Written instruction: Give the data below again, word for word.

Material supplied:
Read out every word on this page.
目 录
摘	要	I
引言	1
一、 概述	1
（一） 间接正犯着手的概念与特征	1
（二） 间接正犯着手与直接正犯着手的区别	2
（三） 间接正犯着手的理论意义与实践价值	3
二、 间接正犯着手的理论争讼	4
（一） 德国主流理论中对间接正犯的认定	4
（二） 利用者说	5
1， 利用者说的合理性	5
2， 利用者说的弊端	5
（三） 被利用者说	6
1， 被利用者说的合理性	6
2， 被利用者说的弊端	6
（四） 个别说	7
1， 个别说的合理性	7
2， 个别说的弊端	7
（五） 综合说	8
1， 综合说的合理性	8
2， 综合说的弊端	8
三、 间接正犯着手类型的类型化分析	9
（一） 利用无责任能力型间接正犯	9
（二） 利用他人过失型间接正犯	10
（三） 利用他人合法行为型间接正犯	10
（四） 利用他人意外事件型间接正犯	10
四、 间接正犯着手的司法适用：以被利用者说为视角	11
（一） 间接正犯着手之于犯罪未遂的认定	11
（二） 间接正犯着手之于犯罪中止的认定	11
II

Task response:
Read out every word on this page.
目 录
摘	要	I
引言	1
一、 概述	1
（一） 间接正犯着手的概念与特征	1
（二） 间接正犯着手与直接正犯着手的区别	2
（三） 间接正犯着手的理论意义与实践价值	3
二、 间接正犯着手的理论争讼	4
（一） 德国主流理论中对间接正犯的认定	4
（二） 利用者说	5
1， 利用者说的合理性	5
2， 利用者说的弊端	5
（三） 被利用者说	6
1， 被利用者说的合理性	6
2， 被利用者说的弊端	6
（四） 个别说	7
1， 个别说的合理性	7
2， 个别说的弊端	7
（五） 综合说	8
1， 综合说的合理性	8
2， 综合说的弊端	8
三、 间接正犯着手类型的类型化分析	9
（一） 利用无责任能力型间接正犯	9
（二） 利用他人过失型间接正犯	10
（三） 利用他人合法行为型间接正犯	10
（四） 利用他人意外事件型间接正犯	10
四、 间接正犯着手的司法适用：以被利用者说为视角	11
（一） 间接正犯着手之于犯罪未遂的认定	11
（二） 间接正犯着手之于犯罪中止的认定	11
II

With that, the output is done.